* **SUPPLIED PASSAGE**:
In addition to being a museum of retro cars, there are also some military vehicles including jeeps, motorbikes and machine gun mounts. The museum also has a large collection of military uniforms which you are free to try on for a photo opportunity. The outfits ranged from partisan to general, sailor to foot soldier with uniforms from the Ukrainian and Russian armies. They even have a German SS uniform! Mark declined this dress-up option but he did have a bit of fun trying on some of the others …
Interaction at the museum is encouraged and you are allowed to sit in the cars and on the motorbikes for yet more photos! During our visit, there was a group of Ukrainian soldiers looking around and having fun posing in World War II uniforms with the old guns, both of which weigh a tonne by the way!
I left the dressing up as soldiers to the boys and settled for posing in this gorgeous green Zaporozhets and with a very retro drum kit. The guy in the background seemed to enjoy my beats!
The museum is housed in an octagonal-shaped building with a zig-zag tiled roof, the design of which reminded us of Soviet circus buildings, and the artefacts are exhibited in a large open-plan space with some of the vehicles spilling out into the surrounding yard.
Visiting the museum is not merely a glimpse into Soviet-era Ukraine, it is also a nostalgic look back to the ‘70s and ‘80s – some of the TVs, record players and telephones on display reminded us of the ones our grandparents had in their homes when we were growing up!
Opening hours of the AutoMotoVeloPhotoTeleRadio Museum
Open daily from 11 am to 7 pm.
Allow approximately one hour to visit.
Adult: 30 Ukrainian hryvnia (approximately 90p / €1 / US$1.20 @ 28/06/16).
Unfortunately, I don’t know the entrance fee for children – I took a photo of the price list in order to translate it later, but when I did the other prices mentioned were for groups of 10 more (20 hryvnia per person, pensioners (10 hryvnia) and students (20 hryvnia). Maybe that means children are free?
Location of the AutoMotoVeloPhotoTeleRadio Museum
The AutoMotoVeloPhotoTeleRadio Museum is located on the eastern side of Vinnytsia (approximately 10 minutes’ walk from the town centre), very close to the Roshen Fountain (the sight responsible for drawing the majority of the town’s tourists with its nightly performance of dancing water, lights and lasers set to music). The museum can be found on the right-hand side, just before you cross the bridge on the way out of town.

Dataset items
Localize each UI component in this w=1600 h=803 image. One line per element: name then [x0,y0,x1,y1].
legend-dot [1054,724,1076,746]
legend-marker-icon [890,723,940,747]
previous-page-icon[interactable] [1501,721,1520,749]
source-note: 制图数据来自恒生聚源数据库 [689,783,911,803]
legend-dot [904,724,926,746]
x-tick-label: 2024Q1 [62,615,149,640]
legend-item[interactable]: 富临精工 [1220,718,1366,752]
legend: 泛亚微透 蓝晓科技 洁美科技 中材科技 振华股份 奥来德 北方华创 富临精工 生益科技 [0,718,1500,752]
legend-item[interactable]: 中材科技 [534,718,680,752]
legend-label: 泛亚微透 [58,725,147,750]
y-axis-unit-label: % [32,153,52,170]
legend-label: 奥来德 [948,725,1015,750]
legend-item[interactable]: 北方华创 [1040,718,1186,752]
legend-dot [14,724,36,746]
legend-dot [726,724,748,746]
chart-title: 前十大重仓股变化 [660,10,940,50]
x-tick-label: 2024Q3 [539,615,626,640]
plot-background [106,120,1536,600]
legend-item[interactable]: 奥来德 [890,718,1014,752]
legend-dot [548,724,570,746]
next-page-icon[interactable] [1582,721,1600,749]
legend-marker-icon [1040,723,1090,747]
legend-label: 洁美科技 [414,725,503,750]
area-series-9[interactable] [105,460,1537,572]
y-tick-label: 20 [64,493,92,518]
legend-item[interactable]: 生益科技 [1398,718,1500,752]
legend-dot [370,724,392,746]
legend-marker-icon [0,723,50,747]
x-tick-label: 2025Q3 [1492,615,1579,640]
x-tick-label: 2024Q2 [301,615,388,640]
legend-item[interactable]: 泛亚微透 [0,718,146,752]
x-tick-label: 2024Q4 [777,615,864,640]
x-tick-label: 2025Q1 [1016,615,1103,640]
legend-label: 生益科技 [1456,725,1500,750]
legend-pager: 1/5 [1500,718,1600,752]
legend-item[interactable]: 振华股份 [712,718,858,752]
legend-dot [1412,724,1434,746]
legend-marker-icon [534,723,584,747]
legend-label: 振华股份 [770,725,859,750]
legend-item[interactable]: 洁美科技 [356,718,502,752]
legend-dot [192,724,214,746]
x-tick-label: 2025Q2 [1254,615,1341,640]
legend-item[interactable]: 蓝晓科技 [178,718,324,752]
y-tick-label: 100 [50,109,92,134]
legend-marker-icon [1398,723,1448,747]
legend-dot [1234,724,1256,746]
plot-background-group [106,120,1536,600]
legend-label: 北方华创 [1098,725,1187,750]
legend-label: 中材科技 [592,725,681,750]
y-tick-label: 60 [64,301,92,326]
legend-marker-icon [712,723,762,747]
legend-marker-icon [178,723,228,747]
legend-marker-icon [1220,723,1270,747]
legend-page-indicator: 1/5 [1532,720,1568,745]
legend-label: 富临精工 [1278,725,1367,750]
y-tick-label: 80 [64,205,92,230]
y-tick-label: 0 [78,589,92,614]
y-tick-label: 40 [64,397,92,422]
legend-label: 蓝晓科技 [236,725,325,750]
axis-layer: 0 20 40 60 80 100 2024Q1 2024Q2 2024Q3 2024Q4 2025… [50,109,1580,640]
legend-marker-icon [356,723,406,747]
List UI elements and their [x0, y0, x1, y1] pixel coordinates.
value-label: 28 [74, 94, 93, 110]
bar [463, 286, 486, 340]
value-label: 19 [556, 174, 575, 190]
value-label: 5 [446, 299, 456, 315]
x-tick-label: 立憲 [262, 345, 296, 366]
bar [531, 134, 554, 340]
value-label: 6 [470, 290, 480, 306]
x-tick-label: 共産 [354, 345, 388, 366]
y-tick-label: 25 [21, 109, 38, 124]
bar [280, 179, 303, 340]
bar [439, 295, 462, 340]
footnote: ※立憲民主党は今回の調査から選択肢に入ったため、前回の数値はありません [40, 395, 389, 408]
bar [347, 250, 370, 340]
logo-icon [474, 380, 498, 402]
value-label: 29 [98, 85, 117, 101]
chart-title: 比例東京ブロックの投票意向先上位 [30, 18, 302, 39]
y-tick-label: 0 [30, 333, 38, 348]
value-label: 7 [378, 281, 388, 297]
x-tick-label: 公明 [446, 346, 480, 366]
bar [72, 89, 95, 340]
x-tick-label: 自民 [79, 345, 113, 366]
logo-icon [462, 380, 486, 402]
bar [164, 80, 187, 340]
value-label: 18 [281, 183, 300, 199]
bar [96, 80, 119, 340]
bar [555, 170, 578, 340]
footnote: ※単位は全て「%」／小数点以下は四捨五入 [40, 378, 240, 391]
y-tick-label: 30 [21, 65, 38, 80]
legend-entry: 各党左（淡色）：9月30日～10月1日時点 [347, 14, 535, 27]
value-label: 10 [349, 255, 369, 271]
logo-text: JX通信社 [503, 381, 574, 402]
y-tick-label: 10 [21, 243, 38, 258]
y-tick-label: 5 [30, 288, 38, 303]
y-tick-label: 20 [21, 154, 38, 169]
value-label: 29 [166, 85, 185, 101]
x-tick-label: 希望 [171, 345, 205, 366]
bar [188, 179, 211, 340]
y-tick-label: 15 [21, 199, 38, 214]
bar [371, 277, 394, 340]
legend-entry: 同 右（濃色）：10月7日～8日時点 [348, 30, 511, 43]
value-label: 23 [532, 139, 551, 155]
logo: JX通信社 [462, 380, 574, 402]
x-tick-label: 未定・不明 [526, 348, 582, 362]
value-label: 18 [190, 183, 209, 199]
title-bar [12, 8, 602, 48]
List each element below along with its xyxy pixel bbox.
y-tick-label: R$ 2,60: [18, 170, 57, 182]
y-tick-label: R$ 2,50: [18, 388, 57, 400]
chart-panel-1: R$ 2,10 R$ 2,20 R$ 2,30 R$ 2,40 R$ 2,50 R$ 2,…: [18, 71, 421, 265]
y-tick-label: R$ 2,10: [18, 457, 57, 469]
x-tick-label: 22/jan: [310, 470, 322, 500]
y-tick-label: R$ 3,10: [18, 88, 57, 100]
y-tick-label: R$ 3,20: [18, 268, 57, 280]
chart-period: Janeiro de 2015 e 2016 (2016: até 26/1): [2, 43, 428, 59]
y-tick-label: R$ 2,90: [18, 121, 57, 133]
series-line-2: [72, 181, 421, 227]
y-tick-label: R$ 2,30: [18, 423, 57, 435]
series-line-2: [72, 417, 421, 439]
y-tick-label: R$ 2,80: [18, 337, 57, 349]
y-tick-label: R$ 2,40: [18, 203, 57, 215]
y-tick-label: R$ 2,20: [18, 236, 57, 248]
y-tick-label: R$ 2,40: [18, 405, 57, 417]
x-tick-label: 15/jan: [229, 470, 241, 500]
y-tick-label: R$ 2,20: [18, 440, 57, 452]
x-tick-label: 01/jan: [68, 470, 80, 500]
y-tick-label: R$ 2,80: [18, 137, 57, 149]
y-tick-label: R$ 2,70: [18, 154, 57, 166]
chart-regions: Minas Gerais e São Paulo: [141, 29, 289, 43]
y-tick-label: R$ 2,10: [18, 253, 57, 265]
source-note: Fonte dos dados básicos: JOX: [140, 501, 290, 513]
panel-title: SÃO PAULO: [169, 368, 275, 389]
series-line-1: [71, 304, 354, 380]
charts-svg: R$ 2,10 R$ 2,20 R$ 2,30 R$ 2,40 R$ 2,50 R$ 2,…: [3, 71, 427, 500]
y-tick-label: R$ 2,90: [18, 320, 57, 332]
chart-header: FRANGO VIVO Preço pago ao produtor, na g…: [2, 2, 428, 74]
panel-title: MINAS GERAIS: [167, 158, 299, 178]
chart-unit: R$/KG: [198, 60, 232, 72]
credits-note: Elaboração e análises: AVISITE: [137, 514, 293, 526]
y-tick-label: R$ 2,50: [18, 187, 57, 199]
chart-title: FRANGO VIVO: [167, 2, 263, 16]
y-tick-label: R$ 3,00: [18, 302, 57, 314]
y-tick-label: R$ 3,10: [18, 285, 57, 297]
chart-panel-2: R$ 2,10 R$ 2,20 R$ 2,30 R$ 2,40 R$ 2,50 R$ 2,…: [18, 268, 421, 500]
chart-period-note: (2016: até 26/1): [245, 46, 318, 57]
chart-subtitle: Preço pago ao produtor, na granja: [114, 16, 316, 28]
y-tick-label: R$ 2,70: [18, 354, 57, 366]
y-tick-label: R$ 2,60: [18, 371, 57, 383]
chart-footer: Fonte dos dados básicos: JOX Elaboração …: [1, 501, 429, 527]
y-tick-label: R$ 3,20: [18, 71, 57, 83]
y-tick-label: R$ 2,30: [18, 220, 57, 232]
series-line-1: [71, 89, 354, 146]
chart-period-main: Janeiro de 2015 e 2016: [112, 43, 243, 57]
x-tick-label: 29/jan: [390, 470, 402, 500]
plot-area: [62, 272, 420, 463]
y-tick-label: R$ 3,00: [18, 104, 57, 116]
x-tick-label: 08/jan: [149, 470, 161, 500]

* **ACTIVITY A**:
According to the museum text, what are the museum's opening hours?
* **ACTIVITY B**:
Say whether each statement agrees with the museum text, answering yes or no and quoting the words that decide it: (i) Visitors may sit in the cars on display. (ii) Mark tried on the German SS uniform. (iii) The museum building is octagonal.
* **ACTIVITY C**:
Resume the museum text after its final sentence.

* **EXERCISE RESULT A**:
It is open daily from 11 am to 7 pm.

* **EXERCISE RESULT B**:
(i) Yes: "you are allowed to sit in the cars and on the motorbikes"
(ii) No: "Mark declined this dress-up option"
(iii) Yes: "The museum is housed in an octagonal-shaped building with a zig-zag tiled roof"

* **EXERCISE RESULT C**:
Other things to do in Vinnytsia
Vinnytsia isn’t all about retro cars and old military uniforms (in fact, I suspect many tourists remain unaware of its existence) and it’s an extremely pleasant town to spend a couple of days in. Vinnytsia’s biggest draw is the Roshen Fountain, a huge multimedia fountain which puts on a stunning sound and light show during the summer months. The town also boasts several pretty churches and a good smattering of Soviet-era architecture. It is well-connected by rail and is a good place to break the journey between Odesa and Lviv. In can also easily be incorporated into a longer itinerary travelling from Moldova into Ukraine. We’ve covered what to do in Vinnytsia quite extensively, so I won’t repeat it again here. Instead, take a look at the relevant parts of these posts: Where to break the journey between Kyiv and Lviv and Where to break the journey between Kyiv and Odesa as well as our guide to the Best Day Trips from Kyiv.
There is a good choice of accommodation in Vinnytsia. We got a really good rate at the Hotel France and so splashed out a little (for us!) but there are plenty of budget hotels and hostels to choose from. For example, you can’t get any closer to the AutoMotoVeloPhotoTeleRadio Museum than Tsentr Hostel which is also conveniently located for Roshen Fountain.